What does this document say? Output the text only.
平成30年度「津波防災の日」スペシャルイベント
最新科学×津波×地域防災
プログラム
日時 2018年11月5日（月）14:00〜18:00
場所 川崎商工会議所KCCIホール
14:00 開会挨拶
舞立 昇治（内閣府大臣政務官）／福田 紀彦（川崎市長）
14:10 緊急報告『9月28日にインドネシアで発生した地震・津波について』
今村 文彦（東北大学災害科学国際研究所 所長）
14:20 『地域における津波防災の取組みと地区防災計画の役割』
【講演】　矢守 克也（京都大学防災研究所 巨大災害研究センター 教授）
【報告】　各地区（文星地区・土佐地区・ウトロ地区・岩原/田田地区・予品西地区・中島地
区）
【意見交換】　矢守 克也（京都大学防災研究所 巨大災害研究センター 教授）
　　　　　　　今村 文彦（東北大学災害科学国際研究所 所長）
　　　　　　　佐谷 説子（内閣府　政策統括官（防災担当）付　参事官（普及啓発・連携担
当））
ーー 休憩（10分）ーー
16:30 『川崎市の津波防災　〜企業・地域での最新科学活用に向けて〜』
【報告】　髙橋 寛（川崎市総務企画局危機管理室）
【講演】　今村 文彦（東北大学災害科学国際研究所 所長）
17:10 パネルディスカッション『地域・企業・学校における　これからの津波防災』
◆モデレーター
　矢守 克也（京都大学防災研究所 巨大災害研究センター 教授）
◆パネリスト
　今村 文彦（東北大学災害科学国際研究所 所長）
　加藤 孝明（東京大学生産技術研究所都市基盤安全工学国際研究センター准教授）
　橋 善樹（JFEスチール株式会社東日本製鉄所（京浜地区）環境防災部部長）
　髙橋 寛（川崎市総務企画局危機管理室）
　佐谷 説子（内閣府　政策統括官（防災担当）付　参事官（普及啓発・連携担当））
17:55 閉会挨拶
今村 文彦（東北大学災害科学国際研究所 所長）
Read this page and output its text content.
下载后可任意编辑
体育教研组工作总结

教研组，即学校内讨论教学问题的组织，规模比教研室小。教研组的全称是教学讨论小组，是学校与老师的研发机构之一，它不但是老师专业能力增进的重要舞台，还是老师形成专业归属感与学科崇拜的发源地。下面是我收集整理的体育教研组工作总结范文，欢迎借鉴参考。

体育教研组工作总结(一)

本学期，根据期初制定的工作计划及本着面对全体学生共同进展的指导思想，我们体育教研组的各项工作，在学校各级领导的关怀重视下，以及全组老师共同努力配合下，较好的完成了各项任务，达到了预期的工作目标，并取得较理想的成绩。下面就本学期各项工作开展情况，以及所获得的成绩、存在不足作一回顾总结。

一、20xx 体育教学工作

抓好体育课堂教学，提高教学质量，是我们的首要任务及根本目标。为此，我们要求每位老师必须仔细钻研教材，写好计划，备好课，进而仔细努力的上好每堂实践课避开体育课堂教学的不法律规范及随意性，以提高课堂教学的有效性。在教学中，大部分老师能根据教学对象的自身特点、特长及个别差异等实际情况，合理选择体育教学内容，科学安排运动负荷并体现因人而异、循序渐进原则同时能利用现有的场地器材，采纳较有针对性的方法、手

> WRITTEN TASK
Print the entries exactly. Include every one.

> RESULT OF THIS TASK
What does this document say? Output the text only.
平成30年度「津波防災の日」スペシャルイベント
最新科学×津波×地域防災
プログラム
日時 2018年11月5日（月）14:00〜18:00
場所 川崎商工会議所KCCIホール
14:00 開会挨拶
舞立 昇治（内閣府大臣政務官）／福田 紀彦（川崎市長）
14:10 緊急報告『9月28日にインドネシアで発生した地震・津波について』
今村 文彦（東北大学災害科学国際研究所 所長）
14:20 『地域における津波防災の取組みと地区防災計画の役割』
【講演】　矢守 克也（京都大学防災研究所 巨大災害研究センター 教授）
【報告】　各地区（文星地区・土佐地区・ウトロ地区・岩原/田田地区・予品西地区・中島地
区）
【意見交換】　矢守 克也（京都大学防災研究所 巨大災害研究センター 教授）
　　　　　　　今村 文彦（東北大学災害科学国際研究所 所長）
　　　　　　　佐谷 説子（内閣府　政策統括官（防災担当）付　参事官（普及啓発・連携担
当））
ーー 休憩（10分）ーー
16:30 『川崎市の津波防災　〜企業・地域での最新科学活用に向けて〜』
【報告】　髙橋 寛（川崎市総務企画局危機管理室）
【講演】　今村 文彦（東北大学災害科学国際研究所 所長）
17:10 パネルディスカッション『地域・企業・学校における　これからの津波防災』
◆モデレーター
　矢守 克也（京都大学防災研究所 巨大災害研究センター 教授）
◆パネリスト
　今村 文彦（東北大学災害科学国際研究所 所長）
　加藤 孝明（東京大学生産技術研究所都市基盤安全工学国際研究センター准教授）
　橋 善樹（JFEスチール株式会社東日本製鉄所（京浜地区）環境防災部部長）
　髙橋 寛（川崎市総務企画局危機管理室）
　佐谷 説子（内閣府　政策統括官（防災担当）付　参事官（普及啓発・連携担当））
17:55 閉会挨拶
今村 文彦（東北大学災害科学国際研究所 所長）
Read this page and output its text content.
下载后可任意编辑
体育教研组工作总结

教研组，即学校内讨论教学问题的组织，规模比教研室小。教研组的全称是教学讨论小组，是学校与老师的研发机构之一，它不但是老师专业能力增进的重要舞台，还是老师形成专业归属感与学科崇拜的发源地。下面是我收集整理的体育教研组工作总结范文，欢迎借鉴参考。

体育教研组工作总结(一)

本学期，根据期初制定的工作计划及本着面对全体学生共同进展的指导思想，我们体育教研组的各项工作，在学校各级领导的关怀重视下，以及全组老师共同努力配合下，较好的完成了各项任务，达到了预期的工作目标，并取得较理想的成绩。下面就本学期各项工作开展情况，以及所获得的成绩、存在不足作一回顾总结。

一、20xx 体育教学工作

抓好体育课堂教学，提高教学质量，是我们的首要任务及根本目标。为此，我们要求每位老师必须仔细钻研教材，写好计划，备好课，进而仔细努力的上好每堂实践课避开体育课堂教学的不法律规范及随意性，以提高课堂教学的有效性。在教学中，大部分老师能根据教学对象的自身特点、特长及个别差异等实际情况，合理选择体育教学内容，科学安排运动负荷并体现因人而异、循序渐进原则同时能利用现有的场地器材，采纳较有针对性的方法、手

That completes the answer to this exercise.